▸ Directive
Write out every line from the one containing "data-label: 18 [264,610,297,631]" down to the one containing "data-label: 75 [486,119,520,140]", both included, copying each exactly.

▸ Exercise data
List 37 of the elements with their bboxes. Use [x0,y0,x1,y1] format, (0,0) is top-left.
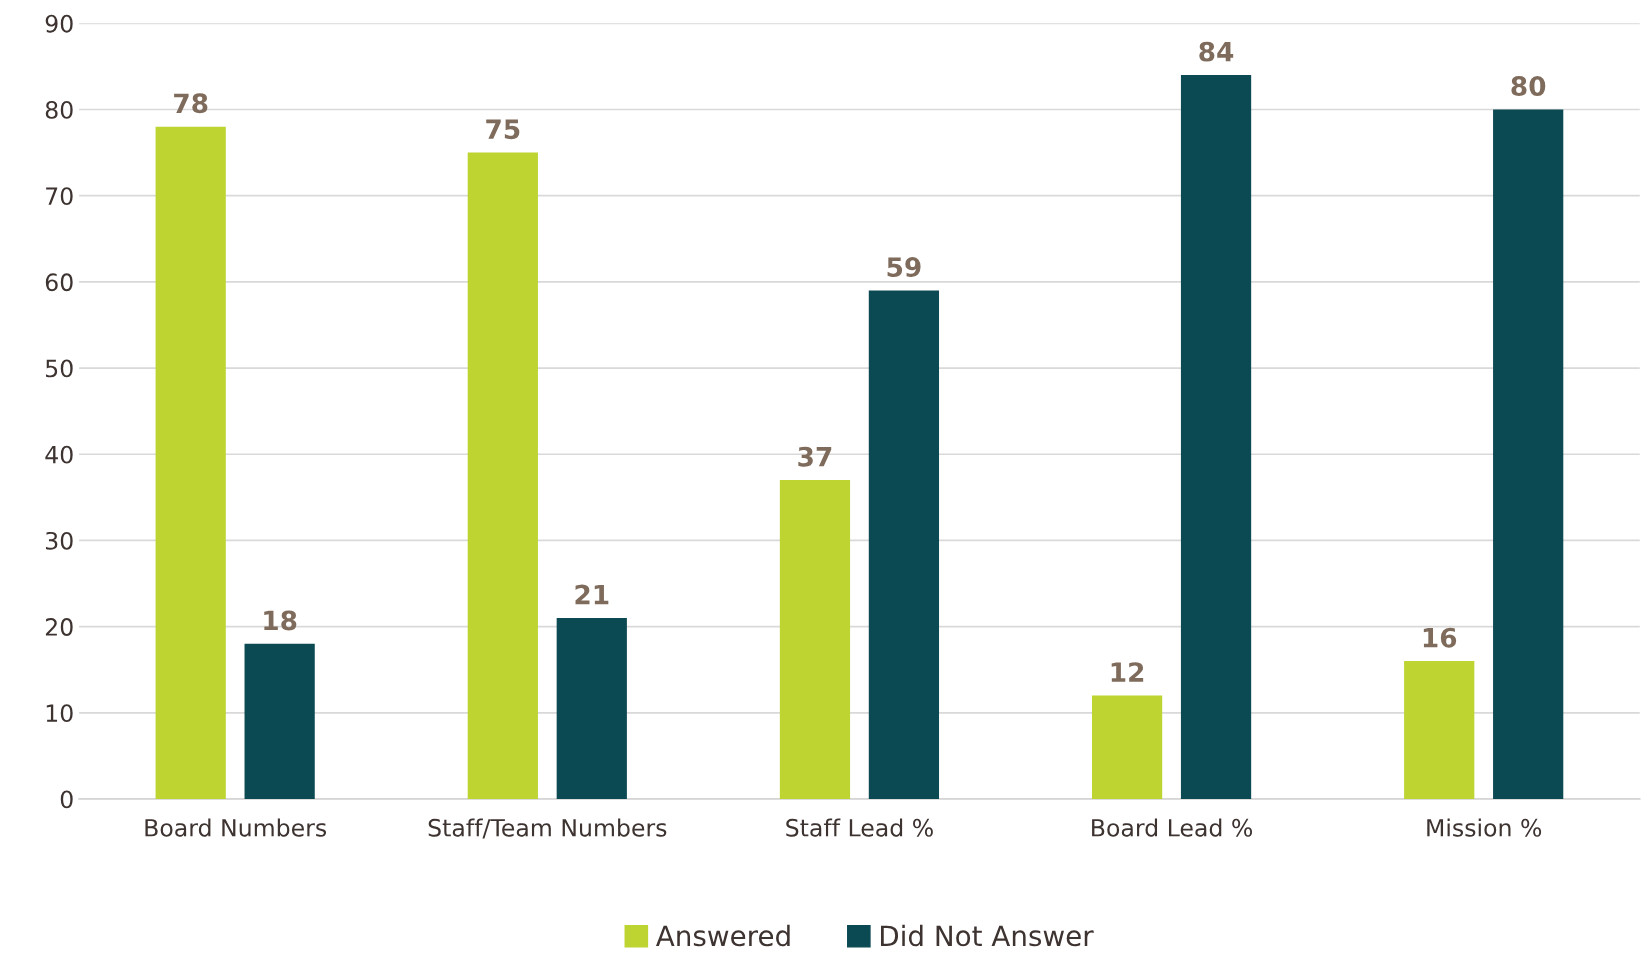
data-label: 18 [264,610,297,631]
legend-label: Answered [655,924,790,947]
bar [556,618,627,799]
bar [155,126,226,799]
bar [1091,695,1163,799]
x-tick-label: Board Numbers [145,818,327,837]
bar [779,480,851,799]
data-label: 16 [1423,627,1457,648]
y-tick-label: 80 [45,100,73,119]
legend-label: Did Not Answer [881,924,1094,947]
y-tick-label: 40 [45,445,73,464]
bar [1180,75,1252,799]
y-tick-label: 50 [46,359,73,378]
bar [244,643,315,799]
data-label: 21 [575,584,609,605]
y-tick-label: 0 [60,790,73,809]
y-tick-label: 60 [45,273,73,292]
bar [1493,109,1564,799]
data-label: 12 [1111,662,1144,682]
data-label: 37 [798,446,832,467]
bar [1404,661,1475,799]
data-label: 75 [486,119,520,140]
data-label: 84 [1199,41,1234,62]
x-tick-label: Mission % [1427,818,1542,837]
y-tick-label: 10 [46,704,73,723]
data-label: 80 [1511,76,1546,97]
x-tick-label: Staff Lead % [786,818,933,837]
data-label: 59 [887,257,921,278]
x-tick-label: Staff/Team Numbers [428,818,667,839]
data-label: 78 [174,93,208,114]
bar [467,152,538,799]
y-tick-label: 20 [45,618,73,636]
x-tick-label: Board Lead % [1092,818,1253,837]
bar [868,290,940,799]
y-tick-label: 30 [46,531,73,550]
y-tick-label: 90 [45,14,73,33]
y-tick-label: 70 [46,187,73,205]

▸ Solution below
data-label: 18 [264,610,297,631]
legend-label: Answered [655,924,790,947]
bar [556,618,627,799]
bar [155,126,226,799]
bar [1091,695,1163,799]
x-tick-label: Board Numbers [145,818,327,837]
bar [779,480,851,799]
data-label: 16 [1423,627,1457,648]
y-tick-label: 80 [45,100,73,119]
legend-label: Did Not Answer [881,924,1094,947]
y-tick-label: 40 [45,445,73,464]
bar [1180,75,1252,799]
y-tick-label: 50 [46,359,73,378]
bar [244,643,315,799]
data-label: 21 [575,584,609,605]
y-tick-label: 0 [60,790,73,809]
y-tick-label: 60 [45,273,73,292]
bar [1493,109,1564,799]
data-label: 12 [1111,662,1144,682]
data-label: 37 [798,446,832,467]
bar [1404,661,1475,799]
data-label: 75 [486,119,520,140]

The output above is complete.